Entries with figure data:
+--

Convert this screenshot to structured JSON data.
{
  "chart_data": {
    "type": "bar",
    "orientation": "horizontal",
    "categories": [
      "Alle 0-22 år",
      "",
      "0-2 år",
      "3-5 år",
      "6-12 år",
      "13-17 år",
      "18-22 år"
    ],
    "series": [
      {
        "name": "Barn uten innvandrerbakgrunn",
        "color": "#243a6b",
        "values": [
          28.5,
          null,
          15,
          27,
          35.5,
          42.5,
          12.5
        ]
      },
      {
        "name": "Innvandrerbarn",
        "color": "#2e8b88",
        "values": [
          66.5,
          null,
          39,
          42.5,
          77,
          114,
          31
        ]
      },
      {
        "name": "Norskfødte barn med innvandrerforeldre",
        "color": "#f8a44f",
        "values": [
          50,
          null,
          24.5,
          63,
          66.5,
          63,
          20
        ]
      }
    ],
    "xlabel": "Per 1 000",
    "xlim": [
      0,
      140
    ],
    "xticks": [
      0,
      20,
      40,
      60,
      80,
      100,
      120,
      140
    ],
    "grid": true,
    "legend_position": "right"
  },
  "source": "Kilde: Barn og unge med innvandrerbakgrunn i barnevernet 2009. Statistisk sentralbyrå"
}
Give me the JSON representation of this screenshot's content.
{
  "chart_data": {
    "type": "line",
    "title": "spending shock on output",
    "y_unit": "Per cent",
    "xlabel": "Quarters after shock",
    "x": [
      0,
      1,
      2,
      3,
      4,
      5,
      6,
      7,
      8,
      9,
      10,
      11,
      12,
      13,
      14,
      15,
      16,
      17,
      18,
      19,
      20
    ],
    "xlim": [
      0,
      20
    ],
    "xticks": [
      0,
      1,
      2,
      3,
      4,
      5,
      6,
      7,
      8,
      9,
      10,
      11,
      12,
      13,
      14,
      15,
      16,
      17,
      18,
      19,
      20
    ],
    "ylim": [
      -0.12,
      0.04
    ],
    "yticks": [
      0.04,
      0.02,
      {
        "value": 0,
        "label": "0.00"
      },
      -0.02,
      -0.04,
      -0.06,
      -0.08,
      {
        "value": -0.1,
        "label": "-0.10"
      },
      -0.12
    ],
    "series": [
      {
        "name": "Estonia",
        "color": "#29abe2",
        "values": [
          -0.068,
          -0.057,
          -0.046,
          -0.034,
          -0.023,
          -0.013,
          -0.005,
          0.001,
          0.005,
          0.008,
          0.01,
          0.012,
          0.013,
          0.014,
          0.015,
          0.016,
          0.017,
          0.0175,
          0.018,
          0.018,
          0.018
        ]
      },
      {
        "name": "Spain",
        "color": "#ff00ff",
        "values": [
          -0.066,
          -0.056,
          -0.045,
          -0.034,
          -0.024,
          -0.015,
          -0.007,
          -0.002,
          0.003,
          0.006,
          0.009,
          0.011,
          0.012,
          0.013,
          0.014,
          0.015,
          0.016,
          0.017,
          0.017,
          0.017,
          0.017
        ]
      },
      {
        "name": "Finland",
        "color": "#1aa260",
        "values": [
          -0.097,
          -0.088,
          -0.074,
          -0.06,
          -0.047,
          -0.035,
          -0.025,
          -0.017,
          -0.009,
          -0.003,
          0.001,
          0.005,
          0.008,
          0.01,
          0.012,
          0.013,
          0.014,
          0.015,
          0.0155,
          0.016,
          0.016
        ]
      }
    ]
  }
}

+--

Copy out every line that includes the word "innvandrerbakgrunn".

        "name": "Barn uten innvandrerbakgrunn",
  "source": "Kilde: Barn og unge med innvandrerbakgrunn i barnevernet 2009. Statistisk sentralbyrå"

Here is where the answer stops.